> _Task brief_:
Where the records hold the string "from", show the whole line it sits on.

(Input for this task begins)

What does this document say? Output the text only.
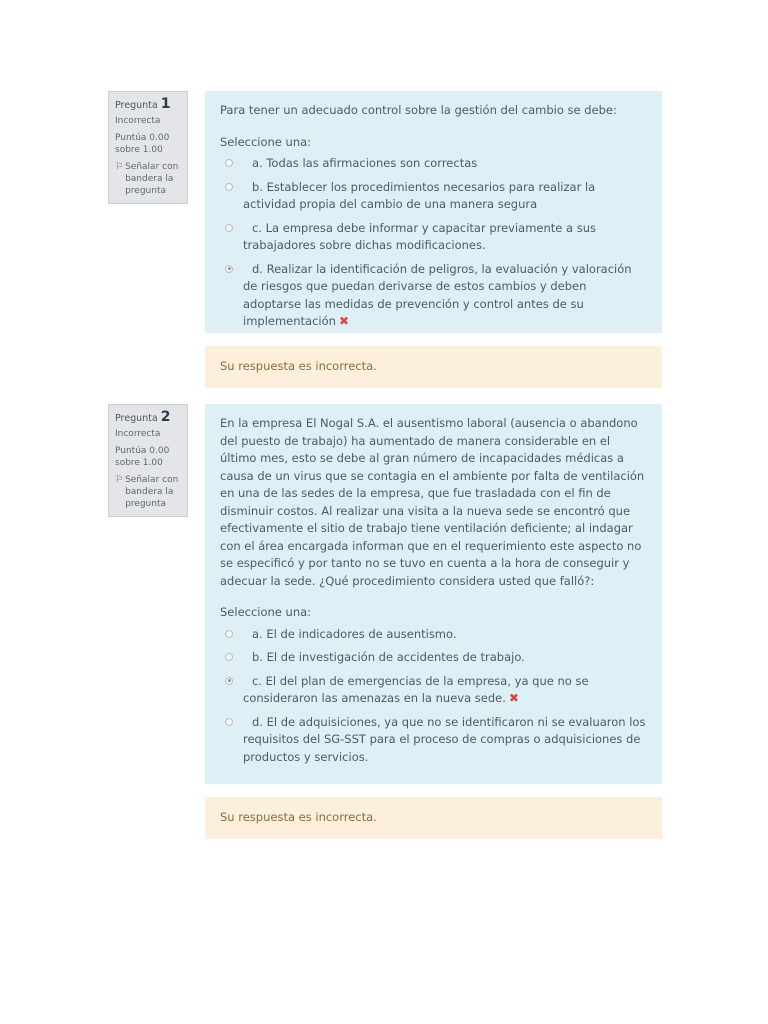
Pregunta 1
Incorrecta
Puntúa 0.00 sobre 1.00
⚐ Señalar con bandera la pregunta

Para tener un adecuado control sobre la gestión del cambio se debe:

Seleccione una:

a. Todas las afirmaciones son correctas
b. Establecer los procedimientos necesarios para realizar la actividad propia del cambio de una manera segura
c. La empresa debe informar y capacitar previamente a sus trabajadores sobre dichas modificaciones.
d. Realizar la identificación de peligros, la evaluación y valoración de riesgos que puedan derivarse de estos cambios y deben adoptarse las medidas de prevención y control antes de su implementación ✖
Su respuesta es incorrecta.
Pregunta 2
Incorrecta
Puntúa 0.00 sobre 1.00
⚐ Señalar con bandera la pregunta

En la empresa El Nogal S.A. el ausentismo laboral (ausencia o abandono del puesto de trabajo) ha aumentado de manera considerable en el último mes, esto se debe al gran número de incapacidades médicas a causa de un virus que se contagia en el ambiente por falta de ventilación en una de las sedes de la empresa, que fue trasladada con el fin de disminuir costos. Al realizar una visita a la nueva sede se encontró que efectivamente el sitio de trabajo tiene ventilación deficiente; al indagar con el área encargada informan que en el requerimiento este aspecto no se especificó y por tanto no se tuvo en cuenta a la hora de conseguir y adecuar la sede. ¿Qué procedimiento considera usted que falló?:

Seleccione una:

a. El de indicadores de ausentismo.
b. El de investigación de accidentes de trabajo.
c. El del plan de emergencias de la empresa, ya que no se consideraron las amenazas en la nueva sede. ✖
d. El de adquisiciones, ya que no se identificaron ni se evaluaron los requisitos del SG-SST para el proceso de compras o adquisiciones de productos y servicios.
Su respuesta es incorrecta.
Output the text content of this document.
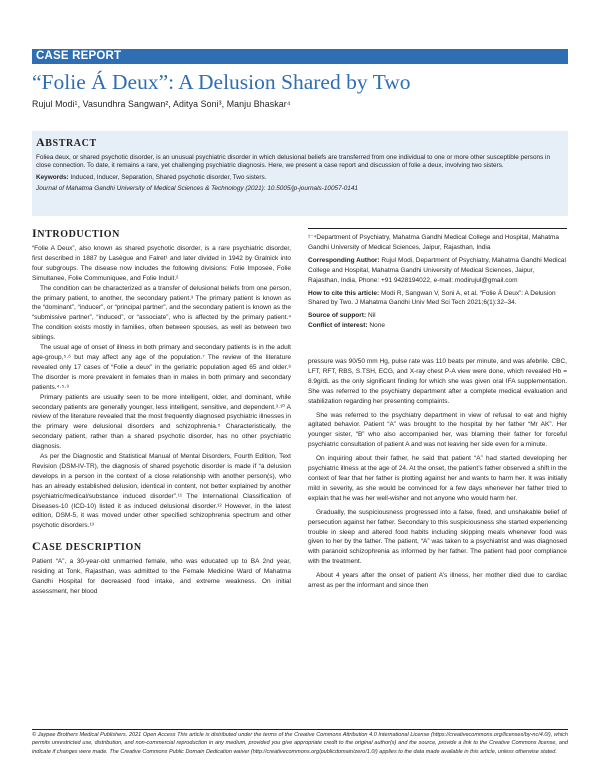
CASE REPORT
“Folie Á Deux”: A Delusion Shared by Two
Rujul Modi¹, Vasundhra Sangwan², Aditya Soni³, Manju Bhaskar⁴
ABSTRACT
Foliea deux, or shared psychotic disorder, is an unusual psychiatric disorder in which delusional beliefs are transferred from one individual to one or more other susceptible persons in close connection. To date, it remains a rare, yet challenging psychiatric diagnosis. Here, we present a case report and discussion of folie a deux, involving two sisters.
Keywords: Induced, Inducer, Separation, Shared psychotic disorder, Two sisters.
Journal of Mahatma Gandhi University of Medical Sciences & Technology (2021): 10.5005/jp-journals-10057-0141
INTRODUCTION

“Folie A Deux”, also known as shared psychotic disorder, is a rare psychiatric disorder, first described in 1887 by Lasègue and Falret¹ and later divided in 1942 by Gralnick into four subgroups. The disease now includes the following divisions: Folie Imposee, Folie Simultanee, Folie Communiquee, and Folie Induit.²

The condition can be characterized as a transfer of delusional beliefs from one person, the primary patient, to another, the secondary patient.³ The primary patient is known as the “dominant”, “inducer”, or “principal partner”, and the secondary patient is known as the “submissive partner”, “induced”, or “associate”, who is affected by the primary patient.⁴ The condition exists mostly in families, often between spouses, as well as between two siblings.

The usual age of onset of illness in both primary and secondary patients is in the adult age-group,⁵·⁶ but may affect any age of the population.⁷ The review of the literature revealed only 17 cases of “Folie a deux” in the geriatric population aged 65 and older.⁸ The disorder is more prevalent in females than in males in both primary and secondary patients.⁴·⁵·⁹

Primary patients are usually seen to be more intelligent, older, and dominant, while secondary patients are generally younger, less intelligent, sensitive, and dependent.³·¹⁰ A review of the literature revealed that the most frequently diagnosed psychiatric illnesses in the primary were delusional disorders and schizophrenia.⁵ Characteristically, the secondary patient, rather than a shared psychotic disorder, has no other psychiatric diagnosis.

As per the Diagnostic and Statistical Manual of Mental Disorders, Fourth Edition, Text Revision (DSM-IV-TR), the diagnosis of shared psychotic disorder is made if “a delusion develops in a person in the context of a close relationship with another person(s), who has an already established delusion, identical in content, not better explained by another psychiatric/medical/substance induced disorder”.¹¹ The International Classification of Diseases-10 (ICD-10) listed it as induced delusional disorder.¹² However, in the latest edition, DSM-5, it was moved under other specified schizophrenia spectrum and other psychotic disorders.¹³

CASE DESCRIPTION

Patient “A”, a 30-year-old unmarried female, who was educated up to BA 2nd year, residing at Tonk, Rajasthan, was admitted to the Female Medicine Ward of Mahatma Gandhi Hospital for decreased food intake, and extreme weakness. On initial assessment, her blood

¹⁻⁴Department of Psychiatry, Mahatma Gandhi Medical College and Hospital, Mahatma Gandhi University of Medical Sciences, Jaipur, Rajasthan, India
Corresponding Author: Rujul Modi, Department of Psychiatry, Mahatma Gandhi Medical College and Hospital, Mahatma Gandhi University of Medical Sciences, Jaipur, Rajasthan, India, Phone: +91 9428194022, e-mail: modirujul@gmail.com
How to cite this article: Modi R, Sangwan V, Soni A, et al. “Folie Á Deux”: A Delusion Shared by Two. J Mahatma Gandhi Univ Med Sci Tech 2021;6(1):32–34.
Source of support: Nil
Conflict of interest: None

pressure was 90/50 mm Hg, pulse rate was 110 beats per minute, and was afebrile. CBC, LFT, RFT, RBS, S.TSH, ECG, and X-ray chest P-A view were done, which revealed Hb = 8.9g/dL as the only significant finding for which she was given oral IFA supplementation. She was referred to the psychiatry department after a complete medical evaluation and stabilization regarding her presenting complaints.

She was referred to the psychiatry department in view of refusal to eat and highly agitated behavior. Patient “A” was brought to the hospital by her father “Mr AK”. Her younger sister, “B” who also accompanied her, was blaming their father for forceful psychiatric consultation of patient A and was not leaving her side even for a minute.

On inquiring about their father, he said that patient “A” had started developing her psychiatric illness at the age of 24. At the onset, the patient’s father observed a shift in the context of fear that her father is plotting against her and wants to harm her. It was initially mild in severity, as she would be convinced for a few days whenever her father tried to explain that he was her well-wisher and not anyone who would harm her.

Gradually, the suspiciousness progressed into a false, fixed, and unshakable belief of persecution against her father. Secondary to this suspiciousness she started experiencing trouble in sleep and altered food habits including skipping meals whenever food was given to her by the father. The patient, “A” was taken to a psychiatrist and was diagnosed with paranoid schizophrenia as informed by her father. The patient had poor compliance with the treatment.

About 4 years after the onset of patient A’s illness, her mother died due to cardiac arrest as per the informant and since then

© Jaypee Brothers Medical Publishers. 2021 Open Access This article is distributed under the terms of the Creative Commons Attribution 4.0 International License (https://creativecommons.org/licenses/by-nc/4.0/), which permits unrestricted use, distribution, and non-commercial reproduction in any medium, provided you give appropriate credit to the original author(s) and the source, provide a link to the Creative Commons license, and indicate if changes were made. The Creative Commons Public Domain Dedication waiver (http://creativecommons.org/publicdomain/zero/1.0/) applies to the data made available in this article, unless otherwise stated.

(Input for this task ends)

> _Response to this task_:
Foliea deux, or shared psychotic disorder, is an unusual psychiatric disorder in which delusional beliefs are transferred from one individual to one or more other susceptible persons in close connection. To date, it remains a rare, yet challenging psychiatric diagnosis. Here, we present a case report and discussion of folie a deux, involving two sisters.
The condition can be characterized as a transfer of delusional beliefs from one person, the primary patient, to another, the secondary patient.³ The primary patient is known as the “dominant”, “inducer”, or “principal partner”, and the secondary patient is known as the “submissive partner”, “induced”, or “associate”, who is affected by the primary patient.⁴ The condition exists mostly in families, often between spouses, as well as between two siblings.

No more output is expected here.